• **RECORDS TO USE**
□ □ □ □ □ □ □

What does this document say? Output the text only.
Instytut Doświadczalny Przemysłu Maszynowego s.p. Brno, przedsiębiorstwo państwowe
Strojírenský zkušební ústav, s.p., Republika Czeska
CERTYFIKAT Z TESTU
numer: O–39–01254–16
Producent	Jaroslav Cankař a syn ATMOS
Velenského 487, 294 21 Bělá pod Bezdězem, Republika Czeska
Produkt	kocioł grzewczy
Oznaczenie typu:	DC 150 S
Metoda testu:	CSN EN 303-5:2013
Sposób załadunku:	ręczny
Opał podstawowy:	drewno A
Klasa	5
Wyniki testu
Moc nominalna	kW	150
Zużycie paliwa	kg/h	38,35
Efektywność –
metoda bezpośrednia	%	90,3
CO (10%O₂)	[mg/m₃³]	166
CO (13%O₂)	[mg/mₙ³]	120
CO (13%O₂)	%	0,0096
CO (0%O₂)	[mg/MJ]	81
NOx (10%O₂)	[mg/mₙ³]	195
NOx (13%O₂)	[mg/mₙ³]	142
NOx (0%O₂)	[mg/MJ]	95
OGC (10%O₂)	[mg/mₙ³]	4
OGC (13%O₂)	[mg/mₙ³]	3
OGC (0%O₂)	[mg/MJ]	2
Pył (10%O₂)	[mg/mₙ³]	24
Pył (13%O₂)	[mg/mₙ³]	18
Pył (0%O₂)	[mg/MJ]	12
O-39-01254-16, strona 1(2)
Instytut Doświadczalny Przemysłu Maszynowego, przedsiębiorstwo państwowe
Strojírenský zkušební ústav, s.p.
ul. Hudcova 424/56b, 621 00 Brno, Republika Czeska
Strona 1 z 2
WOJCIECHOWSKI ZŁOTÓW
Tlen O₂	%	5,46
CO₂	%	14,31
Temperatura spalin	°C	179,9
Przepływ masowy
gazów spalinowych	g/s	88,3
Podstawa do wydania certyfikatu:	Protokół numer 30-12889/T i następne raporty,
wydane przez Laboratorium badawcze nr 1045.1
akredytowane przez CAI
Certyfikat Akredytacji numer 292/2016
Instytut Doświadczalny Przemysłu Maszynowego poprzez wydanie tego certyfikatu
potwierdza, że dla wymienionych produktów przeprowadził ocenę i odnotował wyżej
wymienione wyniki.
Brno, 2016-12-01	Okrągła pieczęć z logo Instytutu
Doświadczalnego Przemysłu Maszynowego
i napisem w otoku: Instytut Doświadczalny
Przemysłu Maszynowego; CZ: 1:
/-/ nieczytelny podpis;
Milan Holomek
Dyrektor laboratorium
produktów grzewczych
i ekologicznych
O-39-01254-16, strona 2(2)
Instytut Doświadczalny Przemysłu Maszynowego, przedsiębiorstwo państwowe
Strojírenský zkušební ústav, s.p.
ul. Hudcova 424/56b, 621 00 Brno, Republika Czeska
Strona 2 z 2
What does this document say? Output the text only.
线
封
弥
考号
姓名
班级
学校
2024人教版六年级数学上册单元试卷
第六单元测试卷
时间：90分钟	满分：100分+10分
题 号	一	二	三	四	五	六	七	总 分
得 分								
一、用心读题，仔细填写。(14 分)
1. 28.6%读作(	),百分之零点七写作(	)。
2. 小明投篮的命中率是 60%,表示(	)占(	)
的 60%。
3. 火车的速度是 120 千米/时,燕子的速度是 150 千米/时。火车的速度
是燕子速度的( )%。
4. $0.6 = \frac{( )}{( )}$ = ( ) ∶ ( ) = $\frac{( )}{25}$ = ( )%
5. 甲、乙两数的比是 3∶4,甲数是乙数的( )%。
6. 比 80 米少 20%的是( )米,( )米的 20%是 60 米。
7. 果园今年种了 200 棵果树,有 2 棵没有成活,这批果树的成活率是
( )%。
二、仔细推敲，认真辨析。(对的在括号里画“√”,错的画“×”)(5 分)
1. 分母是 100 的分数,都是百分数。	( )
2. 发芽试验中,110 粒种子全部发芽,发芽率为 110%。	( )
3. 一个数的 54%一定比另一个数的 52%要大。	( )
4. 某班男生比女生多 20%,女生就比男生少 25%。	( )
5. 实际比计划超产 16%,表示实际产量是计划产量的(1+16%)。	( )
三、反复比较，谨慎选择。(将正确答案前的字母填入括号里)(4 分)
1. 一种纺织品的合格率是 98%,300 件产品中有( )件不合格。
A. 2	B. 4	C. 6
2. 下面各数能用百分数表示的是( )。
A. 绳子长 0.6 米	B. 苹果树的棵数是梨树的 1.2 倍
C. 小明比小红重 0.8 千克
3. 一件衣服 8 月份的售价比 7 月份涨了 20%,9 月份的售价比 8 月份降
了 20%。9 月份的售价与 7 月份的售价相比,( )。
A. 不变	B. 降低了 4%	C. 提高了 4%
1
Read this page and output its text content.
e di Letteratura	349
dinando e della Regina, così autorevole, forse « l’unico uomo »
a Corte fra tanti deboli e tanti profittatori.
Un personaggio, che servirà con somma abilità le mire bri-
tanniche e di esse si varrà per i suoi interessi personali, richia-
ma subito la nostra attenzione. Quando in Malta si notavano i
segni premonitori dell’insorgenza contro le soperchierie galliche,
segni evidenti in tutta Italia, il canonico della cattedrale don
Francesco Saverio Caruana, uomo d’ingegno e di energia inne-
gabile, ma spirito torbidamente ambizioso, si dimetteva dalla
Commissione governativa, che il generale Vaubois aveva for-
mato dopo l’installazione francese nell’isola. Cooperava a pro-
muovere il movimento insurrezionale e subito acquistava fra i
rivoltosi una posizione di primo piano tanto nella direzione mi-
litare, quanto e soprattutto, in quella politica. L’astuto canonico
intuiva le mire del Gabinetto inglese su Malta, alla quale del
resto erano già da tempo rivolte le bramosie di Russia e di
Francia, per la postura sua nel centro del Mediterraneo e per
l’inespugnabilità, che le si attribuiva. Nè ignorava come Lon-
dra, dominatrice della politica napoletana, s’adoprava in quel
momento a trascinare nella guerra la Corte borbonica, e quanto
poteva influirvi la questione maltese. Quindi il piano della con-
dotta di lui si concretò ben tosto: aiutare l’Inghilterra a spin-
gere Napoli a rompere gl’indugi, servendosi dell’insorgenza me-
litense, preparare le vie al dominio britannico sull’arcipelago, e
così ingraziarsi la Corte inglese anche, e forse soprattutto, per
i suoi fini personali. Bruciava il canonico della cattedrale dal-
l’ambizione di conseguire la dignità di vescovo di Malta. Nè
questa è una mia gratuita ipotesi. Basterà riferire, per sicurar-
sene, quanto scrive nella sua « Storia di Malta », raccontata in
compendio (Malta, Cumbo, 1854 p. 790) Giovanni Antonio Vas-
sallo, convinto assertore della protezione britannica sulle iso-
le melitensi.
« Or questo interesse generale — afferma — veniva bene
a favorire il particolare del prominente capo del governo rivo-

□ □ □ □ □ □ □

Copy out each record exactly as given, omitting none.

What does this document say? Output the text only.
Instytut Doświadczalny Przemysłu Maszynowego s.p. Brno, przedsiębiorstwo państwowe
Strojírenský zkušební ústav, s.p., Republika Czeska
CERTYFIKAT Z TESTU
numer: O–39–01254–16
Producent	Jaroslav Cankař a syn ATMOS
Velenského 487, 294 21 Bělá pod Bezdězem, Republika Czeska
Produkt	kocioł grzewczy
Oznaczenie typu:	DC 150 S
Metoda testu:	CSN EN 303-5:2013
Sposób załadunku:	ręczny
Opał podstawowy:	drewno A
Klasa	5
Wyniki testu
Moc nominalna	kW	150
Zużycie paliwa	kg/h	38,35
Efektywność –
metoda bezpośrednia	%	90,3
CO (10%O₂)	[mg/m₃³]	166
CO (13%O₂)	[mg/mₙ³]	120
CO (13%O₂)	%	0,0096
CO (0%O₂)	[mg/MJ]	81
NOx (10%O₂)	[mg/mₙ³]	195
NOx (13%O₂)	[mg/mₙ³]	142
NOx (0%O₂)	[mg/MJ]	95
OGC (10%O₂)	[mg/mₙ³]	4
OGC (13%O₂)	[mg/mₙ³]	3
OGC (0%O₂)	[mg/MJ]	2
Pył (10%O₂)	[mg/mₙ³]	24
Pył (13%O₂)	[mg/mₙ³]	18
Pył (0%O₂)	[mg/MJ]	12
O-39-01254-16, strona 1(2)
Instytut Doświadczalny Przemysłu Maszynowego, przedsiębiorstwo państwowe
Strojírenský zkušební ústav, s.p.
ul. Hudcova 424/56b, 621 00 Brno, Republika Czeska
Strona 1 z 2
WOJCIECHOWSKI ZŁOTÓW
Tlen O₂	%	5,46
CO₂	%	14,31
Temperatura spalin	°C	179,9
Przepływ masowy
gazów spalinowych	g/s	88,3
Podstawa do wydania certyfikatu:	Protokół numer 30-12889/T i następne raporty,
wydane przez Laboratorium badawcze nr 1045.1
akredytowane przez CAI
Certyfikat Akredytacji numer 292/2016
Instytut Doświadczalny Przemysłu Maszynowego poprzez wydanie tego certyfikatu
potwierdza, że dla wymienionych produktów przeprowadził ocenę i odnotował wyżej
wymienione wyniki.
Brno, 2016-12-01	Okrągła pieczęć z logo Instytutu
Doświadczalnego Przemysłu Maszynowego
i napisem w otoku: Instytut Doświadczalny
Przemysłu Maszynowego; CZ: 1:
/-/ nieczytelny podpis;
Milan Holomek
Dyrektor laboratorium
produktów grzewczych
i ekologicznych
O-39-01254-16, strona 2(2)
Instytut Doświadczalny Przemysłu Maszynowego, przedsiębiorstwo państwowe
Strojírenský zkušební ústav, s.p.
ul. Hudcova 424/56b, 621 00 Brno, Republika Czeska
Strona 2 z 2
What does this document say? Output the text only.
线
封
弥
考号
姓名
班级
学校
2024人教版六年级数学上册单元试卷
第六单元测试卷
时间：90分钟	满分：100分+10分
题 号	一	二	三	四	五	六	七	总 分
得 分								
一、用心读题，仔细填写。(14 分)
1. 28.6%读作(	),百分之零点七写作(	)。
2. 小明投篮的命中率是 60%,表示(	)占(	)
的 60%。
3. 火车的速度是 120 千米/时,燕子的速度是 150 千米/时。火车的速度
是燕子速度的( )%。
4. $0.6 = \frac{( )}{( )}$ = ( ) ∶ ( ) = $\frac{( )}{25}$ = ( )%
5. 甲、乙两数的比是 3∶4,甲数是乙数的( )%。
6. 比 80 米少 20%的是( )米,( )米的 20%是 60 米。
7. 果园今年种了 200 棵果树,有 2 棵没有成活,这批果树的成活率是
( )%。
二、仔细推敲，认真辨析。(对的在括号里画“√”,错的画“×”)(5 分)
1. 分母是 100 的分数,都是百分数。	( )
2. 发芽试验中,110 粒种子全部发芽,发芽率为 110%。	( )
3. 一个数的 54%一定比另一个数的 52%要大。	( )
4. 某班男生比女生多 20%,女生就比男生少 25%。	( )
5. 实际比计划超产 16%,表示实际产量是计划产量的(1+16%)。	( )
三、反复比较，谨慎选择。(将正确答案前的字母填入括号里)(4 分)
1. 一种纺织品的合格率是 98%,300 件产品中有( )件不合格。
A. 2	B. 4	C. 6
2. 下面各数能用百分数表示的是( )。
A. 绳子长 0.6 米	B. 苹果树的棵数是梨树的 1.2 倍
C. 小明比小红重 0.8 千克
3. 一件衣服 8 月份的售价比 7 月份涨了 20%,9 月份的售价比 8 月份降
了 20%。9 月份的售价与 7 月份的售价相比,( )。
A. 不变	B. 降低了 4%	C. 提高了 4%
1
Read this page and output its text content.
e di Letteratura	349
dinando e della Regina, così autorevole, forse « l’unico uomo »
a Corte fra tanti deboli e tanti profittatori.
Un personaggio, che servirà con somma abilità le mire bri-
tanniche e di esse si varrà per i suoi interessi personali, richia-
ma subito la nostra attenzione. Quando in Malta si notavano i
segni premonitori dell’insorgenza contro le soperchierie galliche,
segni evidenti in tutta Italia, il canonico della cattedrale don
Francesco Saverio Caruana, uomo d’ingegno e di energia inne-
gabile, ma spirito torbidamente ambizioso, si dimetteva dalla
Commissione governativa, che il generale Vaubois aveva for-
mato dopo l’installazione francese nell’isola. Cooperava a pro-
muovere il movimento insurrezionale e subito acquistava fra i
rivoltosi una posizione di primo piano tanto nella direzione mi-
litare, quanto e soprattutto, in quella politica. L’astuto canonico
intuiva le mire del Gabinetto inglese su Malta, alla quale del
resto erano già da tempo rivolte le bramosie di Russia e di
Francia, per la postura sua nel centro del Mediterraneo e per
l’inespugnabilità, che le si attribuiva. Nè ignorava come Lon-
dra, dominatrice della politica napoletana, s’adoprava in quel
momento a trascinare nella guerra la Corte borbonica, e quanto
poteva influirvi la questione maltese. Quindi il piano della con-
dotta di lui si concretò ben tosto: aiutare l’Inghilterra a spin-
gere Napoli a rompere gl’indugi, servendosi dell’insorgenza me-
litense, preparare le vie al dominio britannico sull’arcipelago, e
così ingraziarsi la Corte inglese anche, e forse soprattutto, per
i suoi fini personali. Bruciava il canonico della cattedrale dal-
l’ambizione di conseguire la dignità di vescovo di Malta. Nè
questa è una mia gratuita ipotesi. Basterà riferire, per sicurar-
sene, quanto scrive nella sua « Storia di Malta », raccontata in
compendio (Malta, Cumbo, 1854 p. 790) Giovanni Antonio Vas-
sallo, convinto assertore della protezione britannica sulle iso-
le melitensi.
« Or questo interesse generale — afferma — veniva bene
a favorire il particolare del prominente capo del governo rivo-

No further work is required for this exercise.